» **Required task**
An exact copy of the records is required, minus the pictures they hold.

(Data records)
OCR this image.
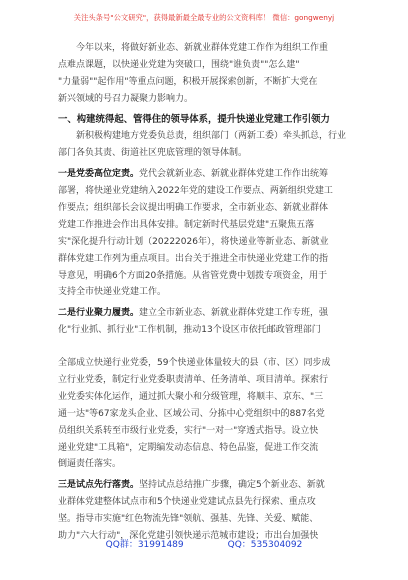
关注头条号"公文研究"，获得最新最全最专业的公文资料库！ 微信：gongwenyj
今年以来，将做好新业态、新就业群体党建工作作为组织工作重
点难点课题，以快递业党建为突破口，围绕"谁负责""怎么建"
"力量弱""起作用"等重点问题，积极开展探索创新，不断扩大党在
新兴领域的号召力凝聚力影响力。
一、构建统得起、管得住的领导体系，提升快递业党建工作引领力
新积极构建地方党委负总责，组织部门（两新工委）牵头抓总，行业
部门各负其责、街道社区兜底管理的领导体制。
一是党委高位定责。党代会就新业态、新就业群体党建工作作出统筹
部署，将快递业党建纳入2022年党的建设工作要点、两新组织党建工
作要点；组织部长会议提出明确工作要求，全市新业态、新就业群体
党建工作推进会作出具体安排。制定新时代基层党建"五聚焦五落
实"深化提升行动计划（20222026年），将快递业等新业态、新就业
群体党建工作列为重点项目。出台关于推进全市快递业党建工作的指
导意见，明确6个方面20条措施。从省管党费中划拨专项资金，用于
支持全市快递业党建工作。
二是行业聚力履责。建立全市新业态、新就业群体党建工作专班，强
化"行业抓、抓行业"工作机制，推动13个设区市依托邮政管理部门
全部成立快递行业党委，59个快递业体量较大的县（市、区）同步成
立行业党委，制定行业党委职责清单、任务清单、项目清单。探索行
业党委实体化运作，通过抓大聚小和分级管理，将顺丰、京东、"三
通一达"等67家龙头企业、区域公司、分拣中心党组织中的887名党
员组织关系转至市级行业党委，实行"一对一"穿透式指导。设立快
递业党建"工具箱"，定期编发动态信息、特色品鉴，促进工作交流
倒逼责任落实。
三是试点先行落责。坚持试点总结推广步骤，确定5个新业态、新就
业群体党建整体试点市和5个快递业党建试点县先行探索、重点攻
坚。指导市实施"红色物流先锋"领航、强基、先锋、关爱、赋能、
助力"六大行动"，深化党建引领快递示范城市建设；市出台加强快
QQ群：31991489	QQ：535304092
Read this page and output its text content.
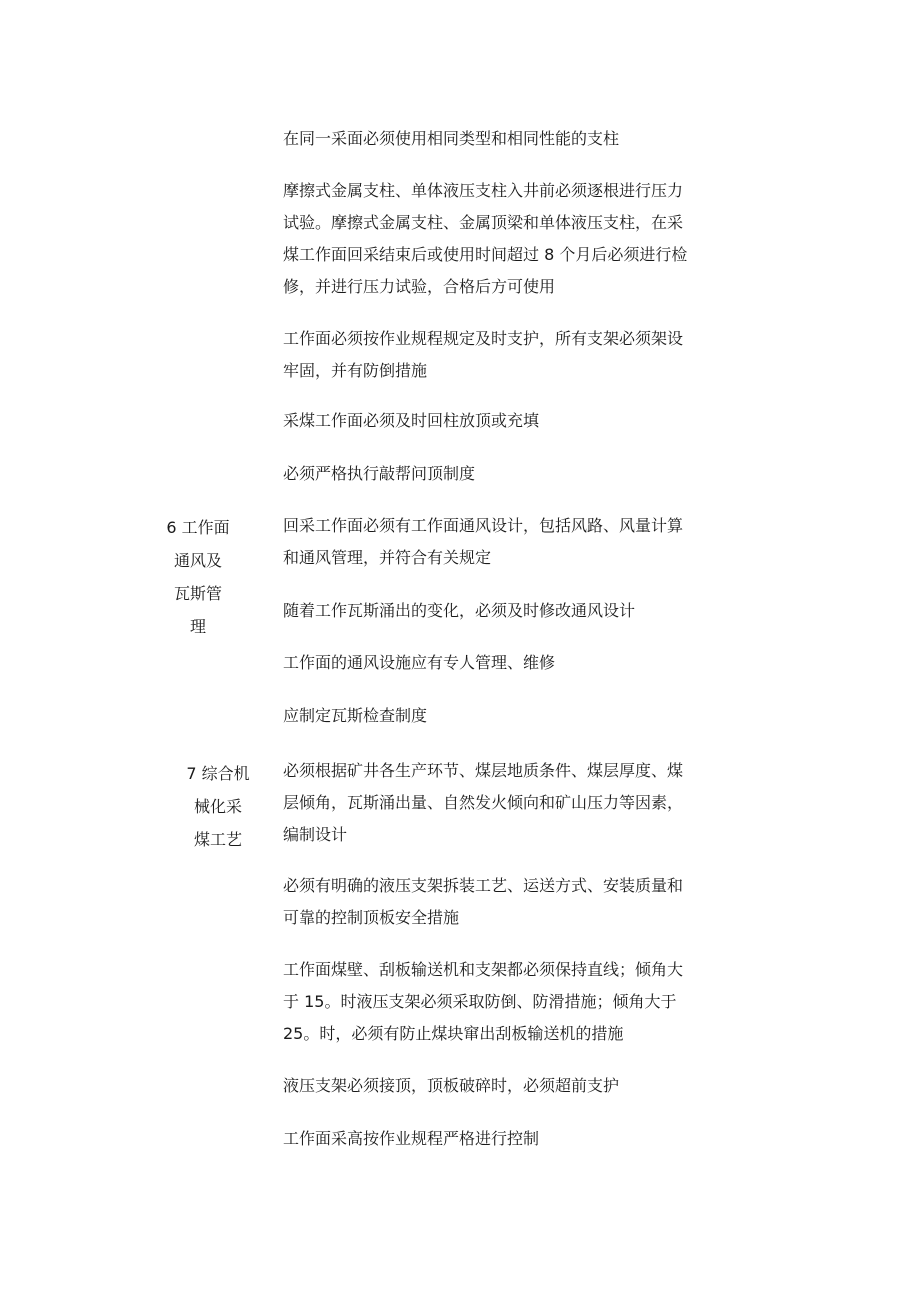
在同一采面必须使用相同类型和相同性能的支柱

摩擦式金属支柱、单体液压支柱入井前必须逐根进行压力
试验。摩擦式金属支柱、金属顶梁和单体液压支柱，在采
煤工作面回采结束后或使用时间超过 8 个月后必须进行检
修，并进行压力试验，合格后方可使用

工作面必须按作业规程规定及时支护，所有支架必须架设
牢固，并有防倒措施

采煤工作面必须及时回柱放顶或充填

必须严格执行敲帮问顶制度

6 工作面
通风及
瓦斯管
理

回采工作面必须有工作面通风设计，包括风路、风量计算
和通风管理，并符合有关规定

随着工作瓦斯涌出的变化，必须及时修改通风设计

工作面的通风设施应有专人管理、维修

应制定瓦斯检查制度

7 综合机
械化采
煤工艺

必须根据矿井各生产环节、煤层地质条件、煤层厚度、煤
层倾角，瓦斯涌出量、自然发火倾向和矿山压力等因素，
编制设计

必须有明确的液压支架拆装工艺、运送方式、安装质量和
可靠的控制顶板安全措施

工作面煤壁、刮板输送机和支架都必须保持直线；倾角大
于 15。时液压支架必须采取防倒、防滑措施；倾角大于
25。时，必须有防止煤块窜出刮板输送机的措施

液压支架必须接顶，顶板破碎时，必须超前支护

工作面采高按作业规程严格进行控制
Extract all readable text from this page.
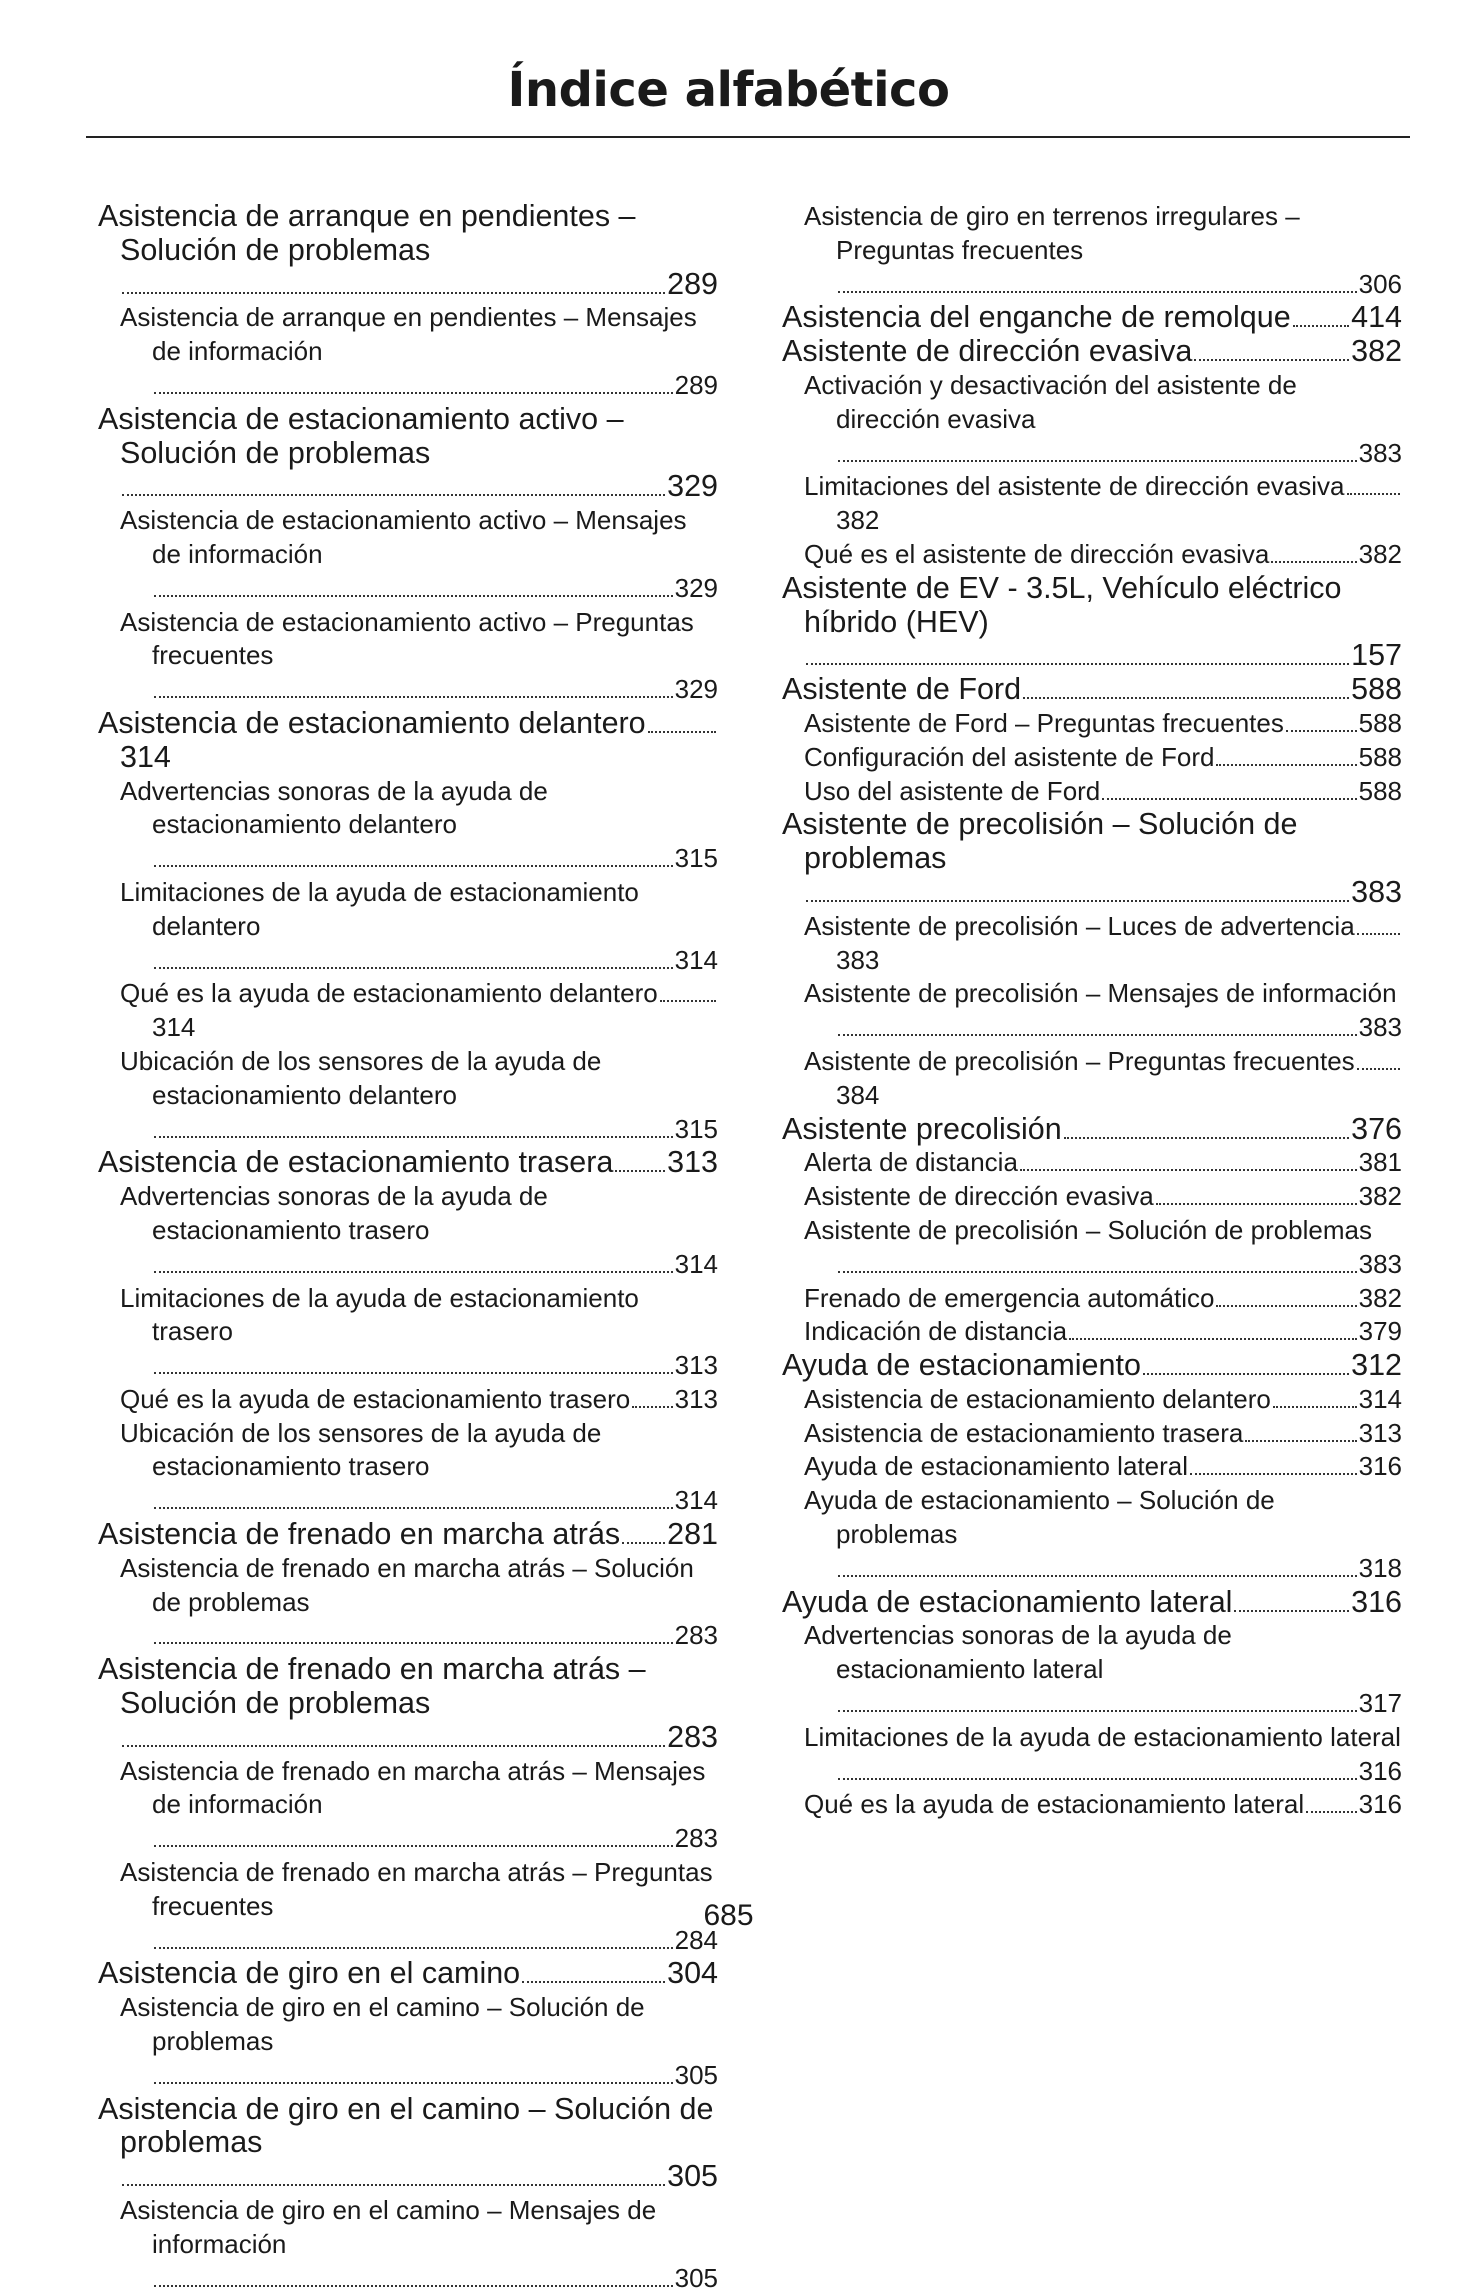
Índice alfabético
Asistencia de arranque en pendientes – Solución de problemas
289
Asistencia de arranque en pendientes – Mensajes de información
289
Asistencia de estacionamiento activo – Solución de problemas
329
Asistencia de estacionamiento activo – Mensajes de información
329
Asistencia de estacionamiento activo – Preguntas frecuentes
329
Asistencia de estacionamiento delantero
314
Advertencias sonoras de la ayuda de estacionamiento delantero
315
Limitaciones de la ayuda de estacionamiento delantero
314
Qué es la ayuda de estacionamiento delantero
314
Ubicación de los sensores de la ayuda de estacionamiento delantero
315
Asistencia de estacionamiento trasera 313
Advertencias sonoras de la ayuda de estacionamiento trasero
314
Limitaciones de la ayuda de estacionamiento trasero
313
Qué es la ayuda de estacionamiento trasero 313
Ubicación de los sensores de la ayuda de estacionamiento trasero
314
Asistencia de frenado en marcha atrás 281
Asistencia de frenado en marcha atrás – Solución de problemas
283
Asistencia de frenado en marcha atrás – Solución de problemas
283
Asistencia de frenado en marcha atrás – Mensajes de información
283
Asistencia de frenado en marcha atrás – Preguntas frecuentes
284
Asistencia de giro en el camino	304
Asistencia de giro en el camino – Solución de problemas
305
Asistencia de giro en el camino – Solución de problemas
305
Asistencia de giro en el camino – Mensajes de información
305
Asistencia de giro en terrenos irregulares – Preguntas frecuentes
306
Asistencia del enganche de remolque 414
Asistente de dirección evasiva	382
Activación y desactivación del asistente de dirección evasiva
383
Limitaciones del asistente de dirección evasiva
382
Qué es el asistente de dirección evasiva	382
Asistente de EV - 3.5L, Vehículo eléctrico híbrido (HEV)
157
Asistente de Ford	588
Asistente de Ford – Preguntas frecuentes	588
Configuración del asistente de Ford	588
Uso del asistente de Ford	588
Asistente de precolisión – Solución de problemas
383
Asistente de precolisión – Luces de advertencia
383
Asistente de precolisión – Mensajes de información
383
Asistente de precolisión – Preguntas frecuentes
384
Asistente precolisión	376
Alerta de distancia	381
Asistente de dirección evasiva	382
Asistente de precolisión – Solución de problemas
383
Frenado de emergencia automático	382
Indicación de distancia	379
Ayuda de estacionamiento	312
Asistencia de estacionamiento delantero	314
Asistencia de estacionamiento trasera	313
Ayuda de estacionamiento lateral	316
Ayuda de estacionamiento – Solución de problemas
318
Ayuda de estacionamiento lateral	316
Advertencias sonoras de la ayuda de estacionamiento lateral
317
Limitaciones de la ayuda de estacionamiento lateral
316
Qué es la ayuda de estacionamiento lateral 316
685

» **Response to this exercise**
OCR this image.
关注头条号"公文研究"，获得最新最全最专业的公文资料库！ 微信：gongwenyj
今年以来，将做好新业态、新就业群体党建工作作为组织工作重
点难点课题，以快递业党建为突破口，围绕"谁负责""怎么建"
"力量弱""起作用"等重点问题，积极开展探索创新，不断扩大党在
新兴领域的号召力凝聚力影响力。
一、构建统得起、管得住的领导体系，提升快递业党建工作引领力
新积极构建地方党委负总责，组织部门（两新工委）牵头抓总，行业
部门各负其责、街道社区兜底管理的领导体制。
一是党委高位定责。党代会就新业态、新就业群体党建工作作出统筹
部署，将快递业党建纳入2022年党的建设工作要点、两新组织党建工
作要点；组织部长会议提出明确工作要求，全市新业态、新就业群体
党建工作推进会作出具体安排。制定新时代基层党建"五聚焦五落
实"深化提升行动计划（20222026年），将快递业等新业态、新就业
群体党建工作列为重点项目。出台关于推进全市快递业党建工作的指
导意见，明确6个方面20条措施。从省管党费中划拨专项资金，用于
支持全市快递业党建工作。
二是行业聚力履责。建立全市新业态、新就业群体党建工作专班，强
化"行业抓、抓行业"工作机制，推动13个设区市依托邮政管理部门
全部成立快递行业党委，59个快递业体量较大的县（市、区）同步成
立行业党委，制定行业党委职责清单、任务清单、项目清单。探索行
业党委实体化运作，通过抓大聚小和分级管理，将顺丰、京东、"三
通一达"等67家龙头企业、区域公司、分拣中心党组织中的887名党
员组织关系转至市级行业党委，实行"一对一"穿透式指导。设立快
递业党建"工具箱"，定期编发动态信息、特色品鉴，促进工作交流
倒逼责任落实。
三是试点先行落责。坚持试点总结推广步骤，确定5个新业态、新就
业群体党建整体试点市和5个快递业党建试点县先行探索、重点攻
坚。指导市实施"红色物流先锋"领航、强基、先锋、关爱、赋能、
助力"六大行动"，深化党建引领快递示范城市建设；市出台加强快
QQ群：31991489	QQ：535304092
Read this page and output its text content.
在同一采面必须使用相同类型和相同性能的支柱

摩擦式金属支柱、单体液压支柱入井前必须逐根进行压力
试验。摩擦式金属支柱、金属顶梁和单体液压支柱，在采
煤工作面回采结束后或使用时间超过 8 个月后必须进行检
修，并进行压力试验，合格后方可使用

工作面必须按作业规程规定及时支护，所有支架必须架设
牢固，并有防倒措施

采煤工作面必须及时回柱放顶或充填

必须严格执行敲帮问顶制度

6 工作面
通风及
瓦斯管
理

回采工作面必须有工作面通风设计，包括风路、风量计算
和通风管理，并符合有关规定

随着工作瓦斯涌出的变化，必须及时修改通风设计

工作面的通风设施应有专人管理、维修

应制定瓦斯检查制度

7 综合机
械化采
煤工艺

必须根据矿井各生产环节、煤层地质条件、煤层厚度、煤
层倾角，瓦斯涌出量、自然发火倾向和矿山压力等因素，
编制设计

必须有明确的液压支架拆装工艺、运送方式、安装质量和
可靠的控制顶板安全措施

工作面煤壁、刮板输送机和支架都必须保持直线；倾角大
于 15。时液压支架必须采取防倒、防滑措施；倾角大于
25。时，必须有防止煤块窜出刮板输送机的措施

液压支架必须接顶，顶板破碎时，必须超前支护

工作面采高按作业规程严格进行控制
Extract all readable text from this page.
Índice alfabético
Asistencia de arranque en pendientes – Solución de problemas
289
Asistencia de arranque en pendientes – Mensajes de información
289
Asistencia de estacionamiento activo – Solución de problemas
329
Asistencia de estacionamiento activo – Mensajes de información
329
Asistencia de estacionamiento activo – Preguntas frecuentes
329
Asistencia de estacionamiento delantero
314
Advertencias sonoras de la ayuda de estacionamiento delantero
315
Limitaciones de la ayuda de estacionamiento delantero
314
Qué es la ayuda de estacionamiento delantero
314
Ubicación de los sensores de la ayuda de estacionamiento delantero
315
Asistencia de estacionamiento trasera 313
Advertencias sonoras de la ayuda de estacionamiento trasero
314
Limitaciones de la ayuda de estacionamiento trasero
313
Qué es la ayuda de estacionamiento trasero 313
Ubicación de los sensores de la ayuda de estacionamiento trasero
314
Asistencia de frenado en marcha atrás 281
Asistencia de frenado en marcha atrás – Solución de problemas
283
Asistencia de frenado en marcha atrás – Solución de problemas
283
Asistencia de frenado en marcha atrás – Mensajes de información
283
Asistencia de frenado en marcha atrás – Preguntas frecuentes
284
Asistencia de giro en el camino	304
Asistencia de giro en el camino – Solución de problemas
305
Asistencia de giro en el camino – Solución de problemas
305
Asistencia de giro en el camino – Mensajes de información
305
Asistencia de giro en terrenos irregulares – Preguntas frecuentes
306
Asistencia del enganche de remolque 414
Asistente de dirección evasiva	382
Activación y desactivación del asistente de dirección evasiva
383
Limitaciones del asistente de dirección evasiva
382
Qué es el asistente de dirección evasiva	382
Asistente de EV - 3.5L, Vehículo eléctrico híbrido (HEV)
157
Asistente de Ford	588
Asistente de Ford – Preguntas frecuentes	588
Configuración del asistente de Ford	588
Uso del asistente de Ford	588
Asistente de precolisión – Solución de problemas
383
Asistente de precolisión – Luces de advertencia
383
Asistente de precolisión – Mensajes de información
383
Asistente de precolisión – Preguntas frecuentes
384
Asistente precolisión	376
Alerta de distancia	381
Asistente de dirección evasiva	382
Asistente de precolisión – Solución de problemas
383
Frenado de emergencia automático	382
Indicación de distancia	379
Ayuda de estacionamiento	312
Asistencia de estacionamiento delantero	314
Asistencia de estacionamiento trasera	313
Ayuda de estacionamiento lateral	316
Ayuda de estacionamiento – Solución de problemas
318
Ayuda de estacionamiento lateral	316
Advertencias sonoras de la ayuda de estacionamiento lateral
317
Limitaciones de la ayuda de estacionamiento lateral
316
Qué es la ayuda de estacionamiento lateral 316
685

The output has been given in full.